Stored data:
========================

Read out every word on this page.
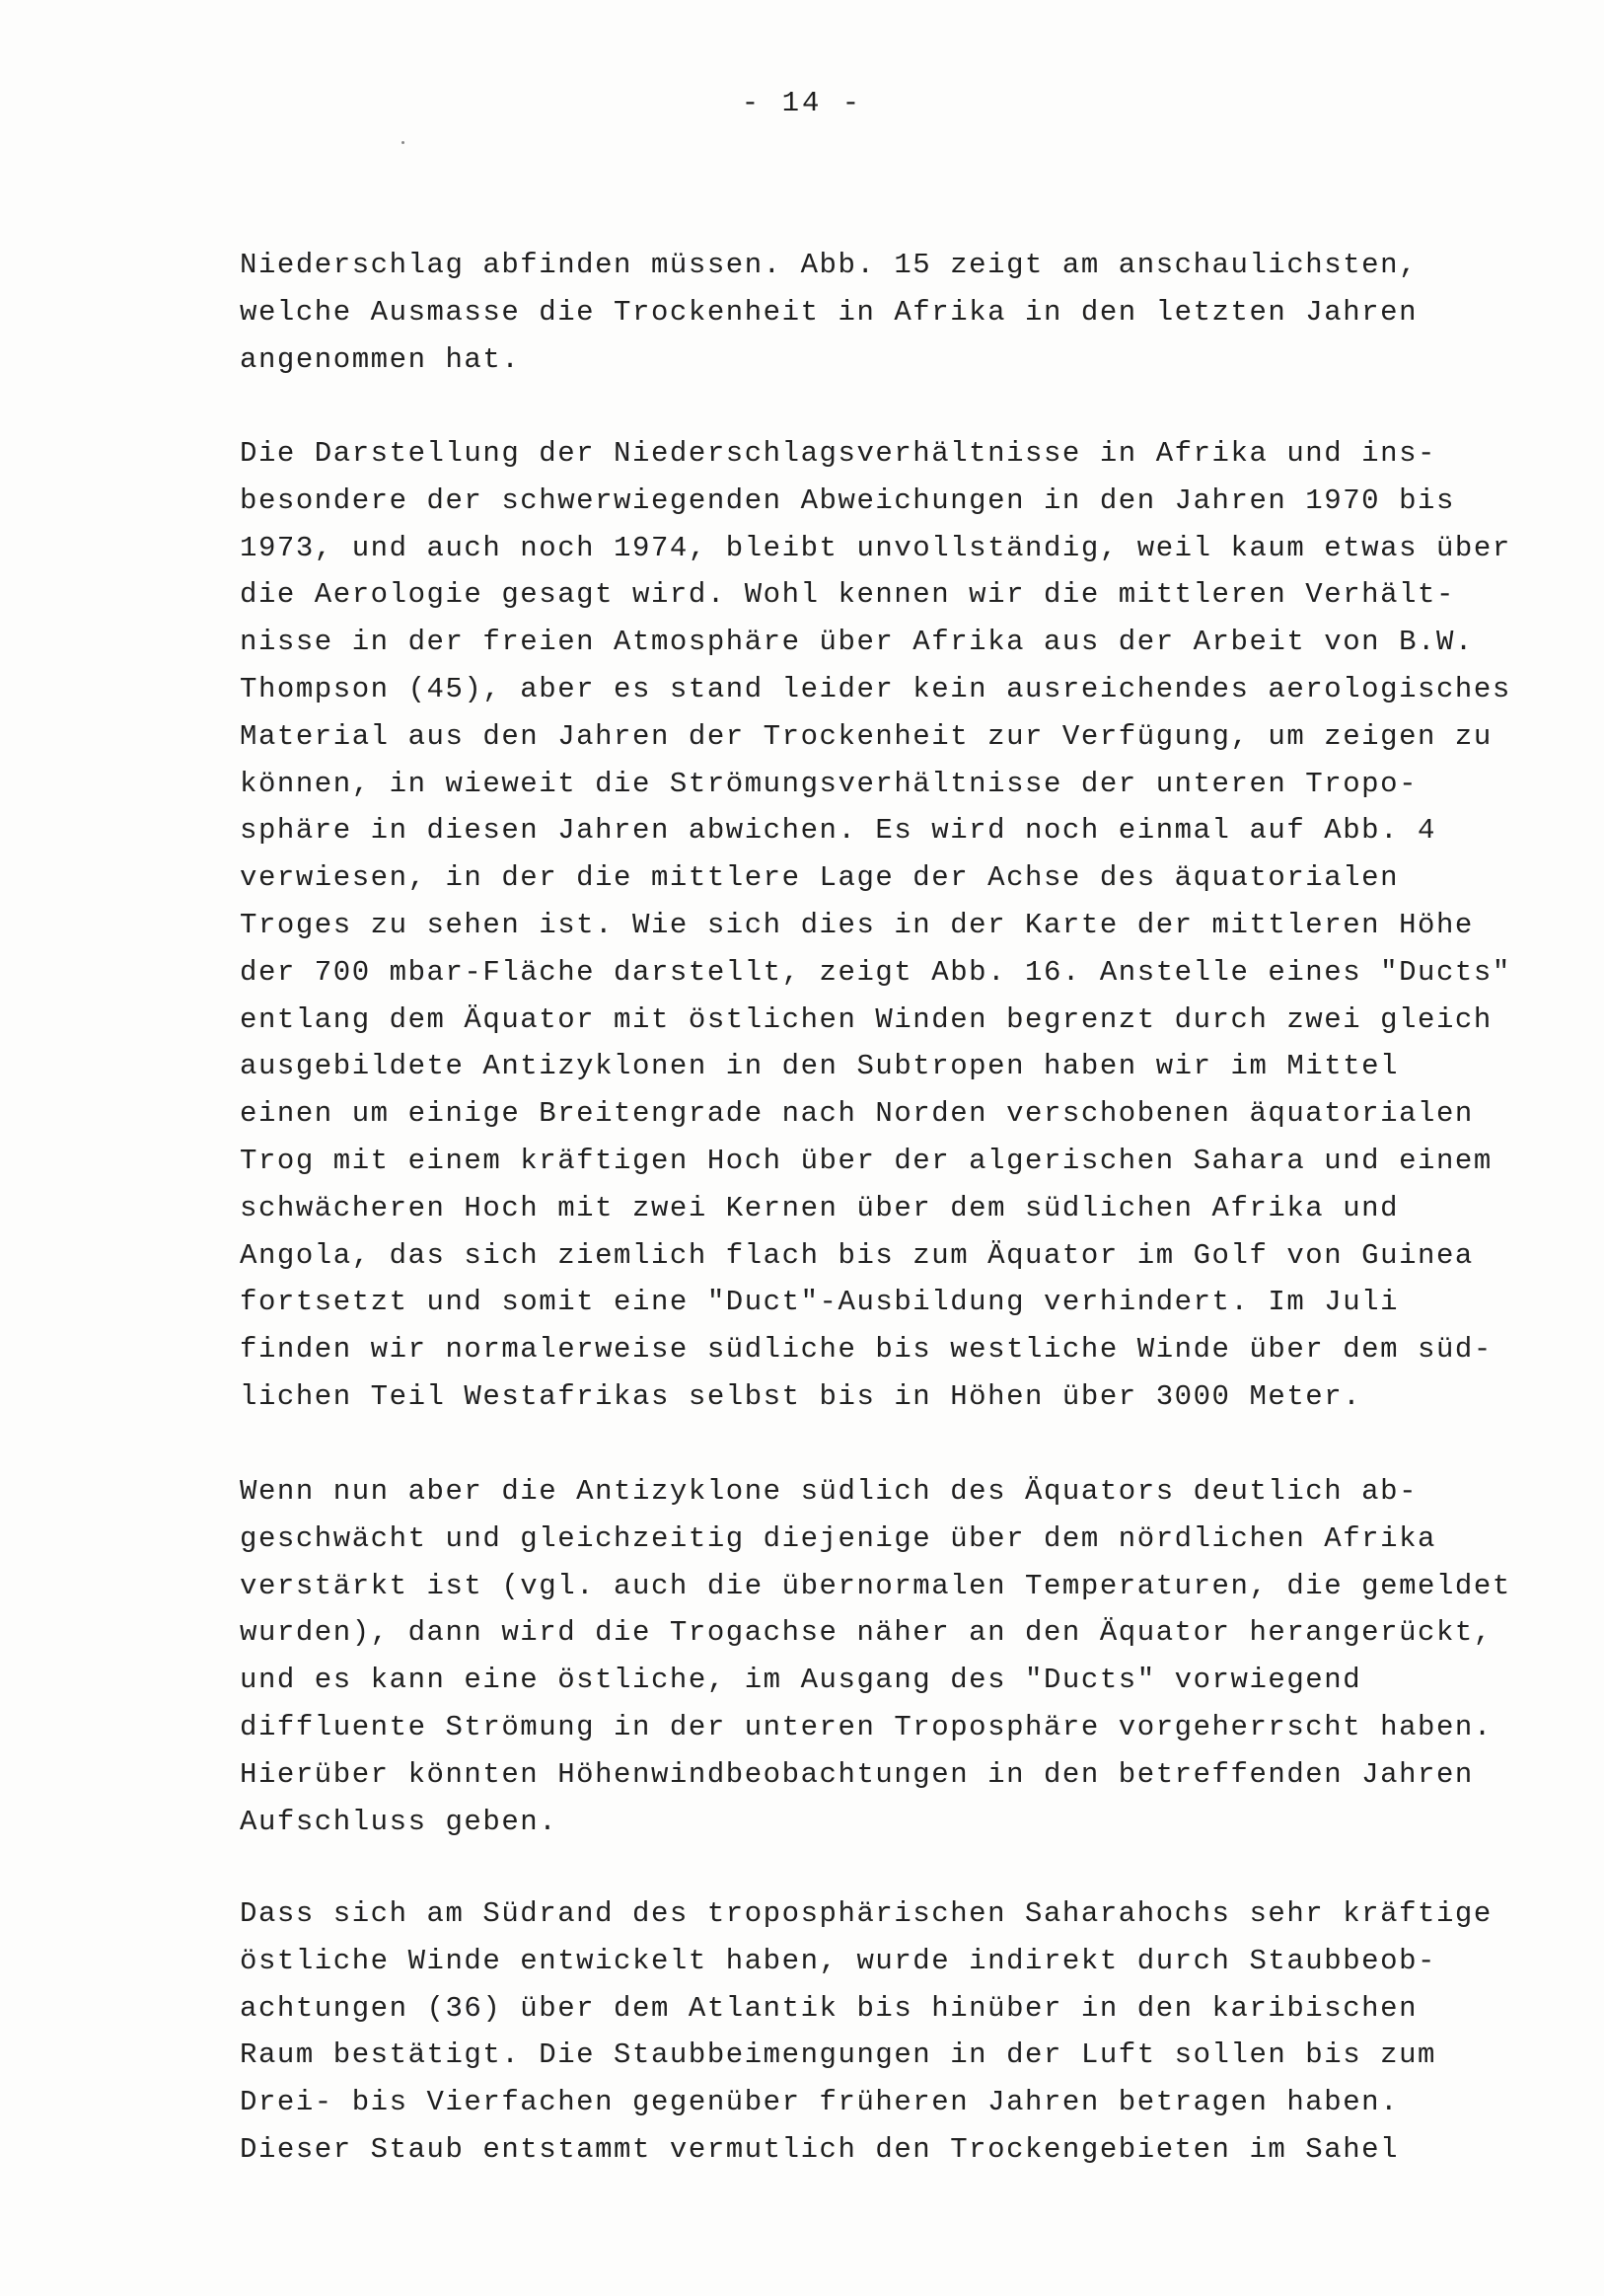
- 14 -
Niederschlag abfinden müssen. Abb. 15 zeigt am anschaulichsten,
welche Ausmasse die Trockenheit in Afrika in den letzten Jahren
angenommen hat.
Die Darstellung der Niederschlagsverhältnisse in Afrika und ins-
besondere der schwerwiegenden Abweichungen in den Jahren 1970 bis
1973, und auch noch 1974, bleibt unvollständig, weil kaum etwas über
die Aerologie gesagt wird. Wohl kennen wir die mittleren Verhält-
nisse in der freien Atmosphäre über Afrika aus der Arbeit von B.W.
Thompson (45), aber es stand leider kein ausreichendes aerologisches
Material aus den Jahren der Trockenheit zur Verfügung, um zeigen zu
können, in wieweit die Strömungsverhältnisse der unteren Tropo-
sphäre in diesen Jahren abwichen. Es wird noch einmal auf Abb. 4
verwiesen, in der die mittlere Lage der Achse des äquatorialen
Troges zu sehen ist. Wie sich dies in der Karte der mittleren Höhe
der 700 mbar-Fläche darstellt, zeigt Abb. 16. Anstelle eines "Ducts"
entlang dem Äquator mit östlichen Winden begrenzt durch zwei gleich
ausgebildete Antizyklonen in den Subtropen haben wir im Mittel
einen um einige Breitengrade nach Norden verschobenen äquatorialen
Trog mit einem kräftigen Hoch über der algerischen Sahara und einem
schwächeren Hoch mit zwei Kernen über dem südlichen Afrika und
Angola, das sich ziemlich flach bis zum Äquator im Golf von Guinea
fortsetzt und somit eine "Duct"-Ausbildung verhindert. Im Juli
finden wir normalerweise südliche bis westliche Winde über dem süd-
lichen Teil Westafrikas selbst bis in Höhen über 3000 Meter.
Wenn nun aber die Antizyklone südlich des Äquators deutlich ab-
geschwächt und gleichzeitig diejenige über dem nördlichen Afrika
verstärkt ist (vgl. auch die übernormalen Temperaturen, die gemeldet
wurden), dann wird die Trogachse näher an den Äquator herangerückt,
und es kann eine östliche, im Ausgang des "Ducts" vorwiegend
diffluente Strömung in der unteren Troposphäre vorgeherrscht haben.
Hierüber könnten Höhenwindbeobachtungen in den betreffenden Jahren
Aufschluss geben.
Dass sich am Südrand des troposphärischen Saharahochs sehr kräftige
östliche Winde entwickelt haben, wurde indirekt durch Staubbeob-
achtungen (36) über dem Atlantik bis hinüber in den karibischen
Raum bestätigt. Die Staubbeimengungen in der Luft sollen bis zum
Drei- bis Vierfachen gegenüber früheren Jahren betragen haben.
Dieser Staub entstammt vermutlich den Trockengebieten im Sahel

========================

* _WORK REQUIRED_: Please find each line in the records above that holds the word "unteren", and copy it.

* _FINISHED TASK_:
können, in wieweit die Strömungsverhältnisse der unteren Tropo-
diffluente Strömung in der unteren Troposphäre vorgeherrscht haben.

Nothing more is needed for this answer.